DOCUMENT SEGMENT

********

The format of the parameter file is one line for each item described here.

Line 1: Input blocksize (max of 32767)[must be a multiple of the record length, or tape blocksize]. As of August 2010, if you add after the number portion of the blocksize the letter "A" for "AUTO" blocksizeing, the program will automatically calculate the largest acceptable input blocksize. This recalculation will often increase processing speed. The record length provided on line 2 is actually used to resize the maximum blocksize. This makes the program more efficient. The autoblock line might look like: 1234A

Line 2: Input record length. If using the filbreak option of Search, line 1 and 2 are ignored by the Search program, but MUST exist. This value is used to recalculate a more efficient blocksize.

The succeeding lines are used to build the output record.(The first character x of the record is considered displacement 0000.) The succeeding lines must have the following format:

Pos. 1-4  Displacement in input record to place to begin copy. First character of input record is displacement = 0000. There must be leading zeros in this item if necessary to fill to 4 characters. It must be 4 characters long. (ie: 0030...., start at position 30 from zero, which is actually character 31 and perform the following)

Pos. 5:  Any one of the following:

=   An Equal sign “=” indicating take this many characters. =030 (30 characters, etc.)

c   Convert this field to spaces (default). (see also, command option -C)

C   Convert this field to UPPER CASE. Use when primarily when converting hex fields. C004 does this, 4 characters: abcd becomes ABCD

i   Means insert what follows in this next field of the output record. Whatever is typed up to the next carriage return is included in the record. There is a maximum of 70 characters per field. However, fields can be consecutively added after each other. (0000iTHIS IS ADDED HERE)

I   Means insert an 'I'ndex number here. The format is: 0000Innnn. The nnnn is the starting index for this field, and the width of the field produced is determined by the number of n's in the field. So, 0000I010000, would be a field 6 characters wide, and starts at 010000. (Leading zeros always). The value increases once for each successive record.

g   This field is gregorian date format,  convert it to julian format (ie., YYDDD ). Current gregorian formats recognised are: YYMMDD, YY-MM-DD, YYYYMMDD, MMDDYY, MM-DD-YY, MMDDYYYY.

j   This field is a 7 character julian date field (ie., of the format YYYYDDD ). Convert it to a gregorian date field. (ie., MMDDYYYY ).

m   Use if the field contents are to be modified(replaced) in the output record. See -M command line option argument.

$   “$”(Dollar sign) If you wish to convert this field from signed numbers to numbers with signs. See SIGNED below.

n   To convert a name field that is comma delimited with the last name, first name, middle initial in a fixed position and fixed length to a fixed length lastname, first name. SEE EXPAND below. (Not available in the Search program.)

r   To insert a 2 bytes DOS carriage return (0x0d0a) in the record at this point. This is probably a good line to use as the end of the record. 0000r002

R   To insert a UNIX carriage return (0x0a) in the record at this point.

#   Insert decimal record number of this record. Use this as last item of output record. The field width is determined by width of the number following the #. (ie: #0000, will have the record number 4 digits wide. make sure your total record count will not be wider than the nnnn width)

********

Data entries

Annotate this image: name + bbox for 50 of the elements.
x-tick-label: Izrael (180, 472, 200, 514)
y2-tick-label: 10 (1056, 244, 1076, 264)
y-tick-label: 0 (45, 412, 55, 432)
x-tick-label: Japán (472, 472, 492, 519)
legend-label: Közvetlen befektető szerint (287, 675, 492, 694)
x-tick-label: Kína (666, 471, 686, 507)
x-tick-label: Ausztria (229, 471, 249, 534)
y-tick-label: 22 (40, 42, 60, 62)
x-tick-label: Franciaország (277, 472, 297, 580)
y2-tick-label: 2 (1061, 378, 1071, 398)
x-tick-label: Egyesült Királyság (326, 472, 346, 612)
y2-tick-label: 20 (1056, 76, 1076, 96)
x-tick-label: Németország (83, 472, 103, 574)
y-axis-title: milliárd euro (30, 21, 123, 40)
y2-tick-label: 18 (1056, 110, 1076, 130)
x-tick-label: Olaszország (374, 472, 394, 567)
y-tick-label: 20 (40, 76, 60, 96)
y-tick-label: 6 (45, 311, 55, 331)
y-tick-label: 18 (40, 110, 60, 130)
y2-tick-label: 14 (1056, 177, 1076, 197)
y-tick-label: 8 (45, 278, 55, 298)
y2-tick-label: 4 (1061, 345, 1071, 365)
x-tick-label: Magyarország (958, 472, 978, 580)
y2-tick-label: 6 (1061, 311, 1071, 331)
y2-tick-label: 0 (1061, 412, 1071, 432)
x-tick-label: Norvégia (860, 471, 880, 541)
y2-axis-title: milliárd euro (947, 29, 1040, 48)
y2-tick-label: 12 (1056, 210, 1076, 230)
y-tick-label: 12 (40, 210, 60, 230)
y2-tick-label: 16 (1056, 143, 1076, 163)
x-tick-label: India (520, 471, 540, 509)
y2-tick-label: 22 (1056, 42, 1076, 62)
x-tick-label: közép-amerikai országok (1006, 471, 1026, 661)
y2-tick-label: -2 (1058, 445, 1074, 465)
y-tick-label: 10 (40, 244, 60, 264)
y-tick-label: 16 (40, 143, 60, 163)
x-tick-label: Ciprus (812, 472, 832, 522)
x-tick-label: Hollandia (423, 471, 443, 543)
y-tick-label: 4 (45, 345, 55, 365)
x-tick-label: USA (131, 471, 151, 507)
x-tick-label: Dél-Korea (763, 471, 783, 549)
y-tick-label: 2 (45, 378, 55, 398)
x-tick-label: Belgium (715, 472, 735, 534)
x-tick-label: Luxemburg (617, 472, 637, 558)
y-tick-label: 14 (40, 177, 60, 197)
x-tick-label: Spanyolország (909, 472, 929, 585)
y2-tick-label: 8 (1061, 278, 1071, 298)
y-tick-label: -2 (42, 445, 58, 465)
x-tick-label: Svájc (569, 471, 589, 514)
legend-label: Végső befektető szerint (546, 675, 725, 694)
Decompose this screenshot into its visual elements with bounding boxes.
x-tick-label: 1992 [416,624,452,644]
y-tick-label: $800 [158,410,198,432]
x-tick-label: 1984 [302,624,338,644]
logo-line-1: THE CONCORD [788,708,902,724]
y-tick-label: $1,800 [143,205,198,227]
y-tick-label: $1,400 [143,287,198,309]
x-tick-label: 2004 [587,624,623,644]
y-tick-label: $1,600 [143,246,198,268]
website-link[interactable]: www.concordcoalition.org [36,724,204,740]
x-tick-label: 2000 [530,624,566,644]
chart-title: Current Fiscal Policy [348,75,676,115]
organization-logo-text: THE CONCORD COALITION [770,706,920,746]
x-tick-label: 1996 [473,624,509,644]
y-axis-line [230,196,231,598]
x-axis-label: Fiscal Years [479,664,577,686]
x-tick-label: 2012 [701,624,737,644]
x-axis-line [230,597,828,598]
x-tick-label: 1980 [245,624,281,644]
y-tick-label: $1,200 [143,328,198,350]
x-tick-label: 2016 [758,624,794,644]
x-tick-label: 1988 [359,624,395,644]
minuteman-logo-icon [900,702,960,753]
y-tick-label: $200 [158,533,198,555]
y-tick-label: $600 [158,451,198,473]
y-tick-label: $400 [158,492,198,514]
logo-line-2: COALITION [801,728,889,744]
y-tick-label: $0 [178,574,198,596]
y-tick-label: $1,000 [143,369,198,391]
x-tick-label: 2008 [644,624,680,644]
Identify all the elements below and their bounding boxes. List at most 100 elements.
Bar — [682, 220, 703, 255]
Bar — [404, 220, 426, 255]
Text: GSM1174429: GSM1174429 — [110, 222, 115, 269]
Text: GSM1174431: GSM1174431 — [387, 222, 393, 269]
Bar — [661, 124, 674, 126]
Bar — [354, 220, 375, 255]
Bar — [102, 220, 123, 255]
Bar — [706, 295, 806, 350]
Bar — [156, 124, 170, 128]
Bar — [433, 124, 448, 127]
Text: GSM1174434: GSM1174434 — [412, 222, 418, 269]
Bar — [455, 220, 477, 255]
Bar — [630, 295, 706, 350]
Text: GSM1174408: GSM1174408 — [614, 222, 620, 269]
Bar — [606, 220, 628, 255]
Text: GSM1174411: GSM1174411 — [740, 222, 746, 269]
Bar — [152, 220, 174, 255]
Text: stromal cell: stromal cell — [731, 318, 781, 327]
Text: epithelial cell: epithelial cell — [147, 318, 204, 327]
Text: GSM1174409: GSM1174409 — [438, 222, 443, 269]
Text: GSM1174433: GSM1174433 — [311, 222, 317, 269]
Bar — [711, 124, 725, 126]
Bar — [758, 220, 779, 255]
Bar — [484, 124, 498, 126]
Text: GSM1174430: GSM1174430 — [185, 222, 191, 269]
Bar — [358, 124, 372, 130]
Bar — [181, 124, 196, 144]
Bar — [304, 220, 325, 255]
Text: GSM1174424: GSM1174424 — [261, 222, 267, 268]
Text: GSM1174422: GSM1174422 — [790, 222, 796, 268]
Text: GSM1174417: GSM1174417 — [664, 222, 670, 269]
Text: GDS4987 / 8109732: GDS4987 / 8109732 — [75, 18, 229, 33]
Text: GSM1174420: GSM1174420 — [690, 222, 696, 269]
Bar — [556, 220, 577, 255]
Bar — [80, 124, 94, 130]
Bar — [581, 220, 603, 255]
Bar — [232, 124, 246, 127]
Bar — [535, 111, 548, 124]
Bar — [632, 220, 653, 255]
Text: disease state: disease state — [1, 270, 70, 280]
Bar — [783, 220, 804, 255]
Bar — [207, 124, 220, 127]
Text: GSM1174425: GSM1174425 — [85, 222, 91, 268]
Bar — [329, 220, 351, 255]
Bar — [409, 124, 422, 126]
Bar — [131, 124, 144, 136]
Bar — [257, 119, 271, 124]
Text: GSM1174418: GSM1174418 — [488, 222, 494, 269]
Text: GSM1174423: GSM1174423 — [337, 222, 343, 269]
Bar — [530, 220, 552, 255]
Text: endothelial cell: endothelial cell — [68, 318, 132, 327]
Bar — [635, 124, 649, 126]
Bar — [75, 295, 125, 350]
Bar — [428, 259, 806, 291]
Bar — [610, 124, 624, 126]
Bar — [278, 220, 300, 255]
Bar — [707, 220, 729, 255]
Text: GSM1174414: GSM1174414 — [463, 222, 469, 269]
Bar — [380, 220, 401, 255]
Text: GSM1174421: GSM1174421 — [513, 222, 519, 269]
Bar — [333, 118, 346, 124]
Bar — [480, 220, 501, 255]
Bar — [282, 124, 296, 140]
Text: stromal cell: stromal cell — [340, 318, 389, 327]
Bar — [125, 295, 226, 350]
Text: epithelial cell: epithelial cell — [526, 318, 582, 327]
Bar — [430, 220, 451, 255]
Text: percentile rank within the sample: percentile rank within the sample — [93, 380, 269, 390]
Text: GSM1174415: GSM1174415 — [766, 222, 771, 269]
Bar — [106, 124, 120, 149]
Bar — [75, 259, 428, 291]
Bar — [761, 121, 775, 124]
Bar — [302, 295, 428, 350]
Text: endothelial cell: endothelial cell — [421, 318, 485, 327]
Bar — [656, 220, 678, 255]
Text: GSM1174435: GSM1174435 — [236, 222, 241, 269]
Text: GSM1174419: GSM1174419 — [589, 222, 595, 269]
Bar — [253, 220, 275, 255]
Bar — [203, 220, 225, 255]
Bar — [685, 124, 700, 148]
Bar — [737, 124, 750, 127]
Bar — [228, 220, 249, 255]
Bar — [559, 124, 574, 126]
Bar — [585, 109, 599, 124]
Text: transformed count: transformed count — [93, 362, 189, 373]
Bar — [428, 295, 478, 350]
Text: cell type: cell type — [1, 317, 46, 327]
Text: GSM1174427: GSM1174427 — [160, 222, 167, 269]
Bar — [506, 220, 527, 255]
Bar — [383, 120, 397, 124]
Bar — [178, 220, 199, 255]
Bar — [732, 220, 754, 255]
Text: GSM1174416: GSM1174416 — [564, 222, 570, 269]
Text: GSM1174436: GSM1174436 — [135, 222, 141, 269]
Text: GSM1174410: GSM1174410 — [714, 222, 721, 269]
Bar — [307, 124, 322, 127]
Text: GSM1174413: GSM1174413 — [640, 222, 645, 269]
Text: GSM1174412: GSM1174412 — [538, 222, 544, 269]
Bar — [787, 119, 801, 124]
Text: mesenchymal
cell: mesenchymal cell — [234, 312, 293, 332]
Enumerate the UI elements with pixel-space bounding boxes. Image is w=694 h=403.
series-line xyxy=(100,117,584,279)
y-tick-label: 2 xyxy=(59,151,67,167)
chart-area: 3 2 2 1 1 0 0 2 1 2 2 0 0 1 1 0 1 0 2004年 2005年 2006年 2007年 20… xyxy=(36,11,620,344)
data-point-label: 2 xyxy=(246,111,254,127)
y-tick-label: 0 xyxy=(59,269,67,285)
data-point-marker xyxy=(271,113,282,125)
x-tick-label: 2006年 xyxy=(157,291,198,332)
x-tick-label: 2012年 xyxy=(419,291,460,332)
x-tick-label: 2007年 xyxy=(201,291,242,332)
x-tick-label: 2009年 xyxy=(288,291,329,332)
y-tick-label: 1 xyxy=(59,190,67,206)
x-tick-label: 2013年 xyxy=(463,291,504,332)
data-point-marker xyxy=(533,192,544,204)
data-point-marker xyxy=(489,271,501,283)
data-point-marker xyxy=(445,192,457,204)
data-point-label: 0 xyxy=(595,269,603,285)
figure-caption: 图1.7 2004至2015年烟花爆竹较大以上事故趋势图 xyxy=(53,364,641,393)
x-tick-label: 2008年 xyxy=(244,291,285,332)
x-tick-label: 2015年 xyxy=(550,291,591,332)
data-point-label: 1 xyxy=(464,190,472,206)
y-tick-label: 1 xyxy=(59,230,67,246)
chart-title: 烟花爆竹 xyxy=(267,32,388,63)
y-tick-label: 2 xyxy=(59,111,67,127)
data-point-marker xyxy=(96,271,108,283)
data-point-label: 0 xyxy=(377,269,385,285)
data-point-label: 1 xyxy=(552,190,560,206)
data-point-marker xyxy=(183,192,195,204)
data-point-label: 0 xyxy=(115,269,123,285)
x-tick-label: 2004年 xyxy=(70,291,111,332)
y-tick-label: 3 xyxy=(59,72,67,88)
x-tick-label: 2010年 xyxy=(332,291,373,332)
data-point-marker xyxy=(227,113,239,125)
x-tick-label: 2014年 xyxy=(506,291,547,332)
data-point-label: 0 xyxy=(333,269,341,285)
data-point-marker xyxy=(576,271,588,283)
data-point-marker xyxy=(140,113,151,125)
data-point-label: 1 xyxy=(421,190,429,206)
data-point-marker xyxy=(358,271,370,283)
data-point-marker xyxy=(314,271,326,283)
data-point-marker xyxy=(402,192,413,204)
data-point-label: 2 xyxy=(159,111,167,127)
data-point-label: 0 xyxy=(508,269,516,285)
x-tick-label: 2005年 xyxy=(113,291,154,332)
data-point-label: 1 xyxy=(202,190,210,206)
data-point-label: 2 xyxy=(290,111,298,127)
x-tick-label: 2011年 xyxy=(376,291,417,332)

********

PROBLEMS AND TASKS
1. Reproduce the rows from the first one through the line containing "Decompose this screenshot", keeping each line unchanged.
2. Carry on the parameter file description from the point where it stops.
The parameter file description and the rows were taken from unrelated sources.

RESPONSES IN ORDER
1.
Annotate this image: name + bbox for 50 of the elements.
x-tick-label: Izrael (180, 472, 200, 514)
y2-tick-label: 10 (1056, 244, 1076, 264)
y-tick-label: 0 (45, 412, 55, 432)
x-tick-label: Japán (472, 472, 492, 519)
legend-label: Közvetlen befektető szerint (287, 675, 492, 694)
x-tick-label: Kína (666, 471, 686, 507)
x-tick-label: Ausztria (229, 471, 249, 534)
y-tick-label: 22 (40, 42, 60, 62)
x-tick-label: Franciaország (277, 472, 297, 580)
y2-tick-label: 2 (1061, 378, 1071, 398)
x-tick-label: Egyesült Királyság (326, 472, 346, 612)
y2-tick-label: 20 (1056, 76, 1076, 96)
x-tick-label: Németország (83, 472, 103, 574)
y-axis-title: milliárd euro (30, 21, 123, 40)
y2-tick-label: 18 (1056, 110, 1076, 130)
x-tick-label: Olaszország (374, 472, 394, 567)
y-tick-label: 20 (40, 76, 60, 96)
y-tick-label: 6 (45, 311, 55, 331)
y-tick-label: 18 (40, 110, 60, 130)
y2-tick-label: 14 (1056, 177, 1076, 197)
y-tick-label: 8 (45, 278, 55, 298)
y2-tick-label: 4 (1061, 345, 1071, 365)
x-tick-label: Magyarország (958, 472, 978, 580)
y2-tick-label: 6 (1061, 311, 1071, 331)
y2-tick-label: 0 (1061, 412, 1071, 432)
x-tick-label: Norvégia (860, 471, 880, 541)
y2-axis-title: milliárd euro (947, 29, 1040, 48)
y2-tick-label: 12 (1056, 210, 1076, 230)
y-tick-label: 12 (40, 210, 60, 230)
y2-tick-label: 16 (1056, 143, 1076, 163)
x-tick-label: India (520, 471, 540, 509)
y2-tick-label: 22 (1056, 42, 1076, 62)
x-tick-label: közép-amerikai országok (1006, 471, 1026, 661)
y2-tick-label: -2 (1058, 445, 1074, 465)
y-tick-label: 10 (40, 244, 60, 264)
y-tick-label: 16 (40, 143, 60, 163)
x-tick-label: Ciprus (812, 472, 832, 522)
x-tick-label: Hollandia (423, 471, 443, 543)
y-tick-label: 4 (45, 345, 55, 365)
x-tick-label: USA (131, 471, 151, 507)
x-tick-label: Dél-Korea (763, 471, 783, 549)
y-tick-label: 2 (45, 378, 55, 398)
x-tick-label: Belgium (715, 472, 735, 534)
x-tick-label: Luxemburg (617, 472, 637, 558)
y-tick-label: 14 (40, 177, 60, 197)
x-tick-label: Spanyolország (909, 472, 929, 585)
y2-tick-label: 8 (1061, 278, 1071, 298)
y-tick-label: -2 (42, 445, 58, 465)
x-tick-label: Svájc (569, 471, 589, 514)
legend-label: Végső befektető szerint (546, 675, 725, 694)
Decompose this screenshot into its visual elements with bounding boxes.

2.
B   Insert binary (4 byte) record number of this record. Similar to the #, except this produces an output compatible with COBOL with hi-byte first, and lo-byte last. This is what you would normally expect to see.

t   To total this field with others so designated and place total in a 15 character field at end of record. See TOTAL below (not available in Search program).

The following 4 parameter file options are an outdated mainframe holdover and may not work in windows

p   Indicates that this is a packed decimal field and do not convert it from EBCDIC along with the rest of the record. It does not unpack the field, it merely copies it without an EBCDIC to ASCII conversion. If you want the field converted (expanded) you must list an additional line using the “u”npack parameter file designation. If the command line option -w (no write) is used, this field is not written to the output record. This assumes you have used the “u” designation to write the field in unpacked fashion. (-p option not available in Search program; -u is.)
NOTE: If the -w (no write) command line option is chosen, none of the -p fields are written to the output.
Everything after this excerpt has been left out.